• [DATA LINES]

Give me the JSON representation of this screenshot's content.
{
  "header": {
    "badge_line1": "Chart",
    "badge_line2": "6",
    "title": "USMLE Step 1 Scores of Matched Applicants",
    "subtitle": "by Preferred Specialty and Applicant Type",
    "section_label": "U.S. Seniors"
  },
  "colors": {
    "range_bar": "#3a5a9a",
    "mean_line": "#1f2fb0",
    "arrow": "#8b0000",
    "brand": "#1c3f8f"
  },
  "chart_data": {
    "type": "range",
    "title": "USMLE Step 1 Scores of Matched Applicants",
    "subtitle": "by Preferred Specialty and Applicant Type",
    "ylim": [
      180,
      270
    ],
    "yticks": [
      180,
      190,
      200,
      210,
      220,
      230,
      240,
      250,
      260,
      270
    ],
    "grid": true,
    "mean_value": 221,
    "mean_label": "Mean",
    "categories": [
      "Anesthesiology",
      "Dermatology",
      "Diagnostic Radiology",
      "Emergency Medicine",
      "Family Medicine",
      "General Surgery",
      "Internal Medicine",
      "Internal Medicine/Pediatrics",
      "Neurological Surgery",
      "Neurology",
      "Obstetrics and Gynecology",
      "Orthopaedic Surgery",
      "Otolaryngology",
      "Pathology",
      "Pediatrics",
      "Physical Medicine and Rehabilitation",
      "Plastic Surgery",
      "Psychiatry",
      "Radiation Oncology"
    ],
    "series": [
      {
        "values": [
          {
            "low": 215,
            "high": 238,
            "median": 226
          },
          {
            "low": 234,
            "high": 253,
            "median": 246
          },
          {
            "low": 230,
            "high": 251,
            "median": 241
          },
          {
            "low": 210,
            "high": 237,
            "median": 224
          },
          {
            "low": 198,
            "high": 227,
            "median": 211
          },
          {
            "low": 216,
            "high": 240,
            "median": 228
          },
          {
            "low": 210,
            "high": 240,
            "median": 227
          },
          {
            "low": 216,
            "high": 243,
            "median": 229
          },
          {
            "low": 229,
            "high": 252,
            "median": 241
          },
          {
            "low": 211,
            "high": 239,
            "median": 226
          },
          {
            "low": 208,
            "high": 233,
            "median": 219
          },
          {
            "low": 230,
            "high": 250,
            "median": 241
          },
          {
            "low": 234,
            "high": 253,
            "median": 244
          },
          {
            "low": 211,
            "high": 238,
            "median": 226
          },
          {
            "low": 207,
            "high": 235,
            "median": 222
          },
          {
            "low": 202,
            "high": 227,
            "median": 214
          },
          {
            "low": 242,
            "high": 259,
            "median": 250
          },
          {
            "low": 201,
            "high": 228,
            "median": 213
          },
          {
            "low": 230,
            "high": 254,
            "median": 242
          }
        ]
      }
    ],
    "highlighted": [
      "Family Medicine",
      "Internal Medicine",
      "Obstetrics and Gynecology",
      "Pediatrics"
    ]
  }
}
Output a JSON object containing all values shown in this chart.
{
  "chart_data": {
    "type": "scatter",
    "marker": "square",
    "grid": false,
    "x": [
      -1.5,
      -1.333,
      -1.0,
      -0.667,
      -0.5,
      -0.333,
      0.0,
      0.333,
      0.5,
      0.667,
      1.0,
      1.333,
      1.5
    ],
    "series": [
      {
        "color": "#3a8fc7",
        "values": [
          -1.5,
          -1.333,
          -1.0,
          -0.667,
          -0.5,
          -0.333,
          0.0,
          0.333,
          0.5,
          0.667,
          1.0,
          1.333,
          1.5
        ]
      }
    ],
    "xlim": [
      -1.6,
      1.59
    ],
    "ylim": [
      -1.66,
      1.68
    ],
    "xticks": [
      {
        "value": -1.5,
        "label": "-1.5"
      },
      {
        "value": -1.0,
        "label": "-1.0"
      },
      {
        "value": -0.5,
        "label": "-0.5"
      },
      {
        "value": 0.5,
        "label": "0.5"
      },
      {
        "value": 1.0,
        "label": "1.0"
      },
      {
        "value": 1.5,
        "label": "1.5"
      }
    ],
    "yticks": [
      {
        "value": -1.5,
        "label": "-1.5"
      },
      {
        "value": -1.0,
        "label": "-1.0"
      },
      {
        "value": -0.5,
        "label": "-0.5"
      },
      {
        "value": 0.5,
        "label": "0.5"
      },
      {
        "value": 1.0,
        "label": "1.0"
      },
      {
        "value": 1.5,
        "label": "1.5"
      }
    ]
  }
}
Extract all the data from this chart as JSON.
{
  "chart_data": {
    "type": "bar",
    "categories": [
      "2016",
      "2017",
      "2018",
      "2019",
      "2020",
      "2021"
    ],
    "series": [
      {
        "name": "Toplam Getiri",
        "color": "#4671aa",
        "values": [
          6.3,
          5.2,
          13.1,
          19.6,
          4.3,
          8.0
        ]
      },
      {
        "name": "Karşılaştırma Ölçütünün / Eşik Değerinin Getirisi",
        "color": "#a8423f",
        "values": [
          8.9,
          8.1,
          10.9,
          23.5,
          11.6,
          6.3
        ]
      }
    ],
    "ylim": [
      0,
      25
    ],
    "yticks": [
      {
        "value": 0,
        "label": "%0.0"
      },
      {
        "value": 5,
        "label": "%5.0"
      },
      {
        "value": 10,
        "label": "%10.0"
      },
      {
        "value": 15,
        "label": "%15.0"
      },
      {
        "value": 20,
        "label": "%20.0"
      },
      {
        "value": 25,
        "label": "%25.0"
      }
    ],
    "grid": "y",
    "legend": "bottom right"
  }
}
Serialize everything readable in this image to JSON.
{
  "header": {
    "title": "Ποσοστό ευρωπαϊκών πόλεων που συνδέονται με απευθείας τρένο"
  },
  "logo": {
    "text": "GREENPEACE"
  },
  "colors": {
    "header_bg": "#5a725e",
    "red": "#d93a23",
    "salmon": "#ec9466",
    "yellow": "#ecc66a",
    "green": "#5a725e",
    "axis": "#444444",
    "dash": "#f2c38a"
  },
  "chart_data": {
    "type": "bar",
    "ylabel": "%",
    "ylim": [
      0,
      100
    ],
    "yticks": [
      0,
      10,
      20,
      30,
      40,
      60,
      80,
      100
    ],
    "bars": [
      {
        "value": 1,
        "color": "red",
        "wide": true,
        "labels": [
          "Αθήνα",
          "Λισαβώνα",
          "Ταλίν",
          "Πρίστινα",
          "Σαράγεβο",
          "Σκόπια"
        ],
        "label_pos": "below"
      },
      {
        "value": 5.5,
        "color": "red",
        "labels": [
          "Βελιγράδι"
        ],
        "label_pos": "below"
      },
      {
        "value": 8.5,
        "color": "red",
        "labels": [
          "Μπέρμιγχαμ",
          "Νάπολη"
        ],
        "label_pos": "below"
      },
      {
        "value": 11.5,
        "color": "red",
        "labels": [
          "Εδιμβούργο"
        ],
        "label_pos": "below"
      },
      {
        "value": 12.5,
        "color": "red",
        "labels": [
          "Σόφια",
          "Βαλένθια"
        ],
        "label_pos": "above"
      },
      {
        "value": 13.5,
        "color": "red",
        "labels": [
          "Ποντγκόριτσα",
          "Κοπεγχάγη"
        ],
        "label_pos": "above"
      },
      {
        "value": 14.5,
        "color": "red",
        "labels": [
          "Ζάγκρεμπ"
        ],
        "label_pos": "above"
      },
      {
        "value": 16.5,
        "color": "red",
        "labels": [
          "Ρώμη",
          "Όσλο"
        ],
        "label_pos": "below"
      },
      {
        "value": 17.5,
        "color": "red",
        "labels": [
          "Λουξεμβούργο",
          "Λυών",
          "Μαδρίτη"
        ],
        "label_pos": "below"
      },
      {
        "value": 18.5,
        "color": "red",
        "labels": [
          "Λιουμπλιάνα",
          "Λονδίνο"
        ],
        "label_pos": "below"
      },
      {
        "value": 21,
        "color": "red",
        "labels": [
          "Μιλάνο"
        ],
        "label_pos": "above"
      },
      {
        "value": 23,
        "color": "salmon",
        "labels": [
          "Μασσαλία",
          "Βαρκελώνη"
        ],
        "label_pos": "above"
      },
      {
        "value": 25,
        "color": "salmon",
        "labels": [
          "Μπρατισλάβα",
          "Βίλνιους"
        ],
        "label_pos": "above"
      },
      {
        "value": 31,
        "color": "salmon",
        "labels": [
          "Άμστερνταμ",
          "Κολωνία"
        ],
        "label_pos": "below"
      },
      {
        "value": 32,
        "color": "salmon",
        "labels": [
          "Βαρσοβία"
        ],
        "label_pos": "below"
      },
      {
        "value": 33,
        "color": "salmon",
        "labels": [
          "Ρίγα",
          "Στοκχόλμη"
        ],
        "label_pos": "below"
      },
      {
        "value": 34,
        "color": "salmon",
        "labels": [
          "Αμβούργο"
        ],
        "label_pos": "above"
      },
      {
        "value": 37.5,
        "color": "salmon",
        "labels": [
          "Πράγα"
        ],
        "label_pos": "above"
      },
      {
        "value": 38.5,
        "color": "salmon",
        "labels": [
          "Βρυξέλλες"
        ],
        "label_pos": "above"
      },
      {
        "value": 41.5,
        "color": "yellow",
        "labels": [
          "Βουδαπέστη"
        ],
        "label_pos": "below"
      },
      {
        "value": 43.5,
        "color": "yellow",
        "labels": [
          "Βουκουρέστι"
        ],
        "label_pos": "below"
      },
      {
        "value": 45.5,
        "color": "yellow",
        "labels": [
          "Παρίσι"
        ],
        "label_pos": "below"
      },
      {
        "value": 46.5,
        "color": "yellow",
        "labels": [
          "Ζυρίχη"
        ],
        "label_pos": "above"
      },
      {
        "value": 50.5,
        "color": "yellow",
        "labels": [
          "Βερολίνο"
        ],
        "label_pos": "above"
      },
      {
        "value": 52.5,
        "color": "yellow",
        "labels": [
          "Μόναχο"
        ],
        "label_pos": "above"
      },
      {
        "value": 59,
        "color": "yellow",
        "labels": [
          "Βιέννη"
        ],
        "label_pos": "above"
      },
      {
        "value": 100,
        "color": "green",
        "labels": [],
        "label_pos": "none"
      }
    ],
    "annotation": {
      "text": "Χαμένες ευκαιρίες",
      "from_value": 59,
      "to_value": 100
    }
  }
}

• [AIM OF THE TASK] Exactly how many lines of the listing above contain the string "Pediatrics"? Give no more than the number.

• [COMPLETED TASK] 3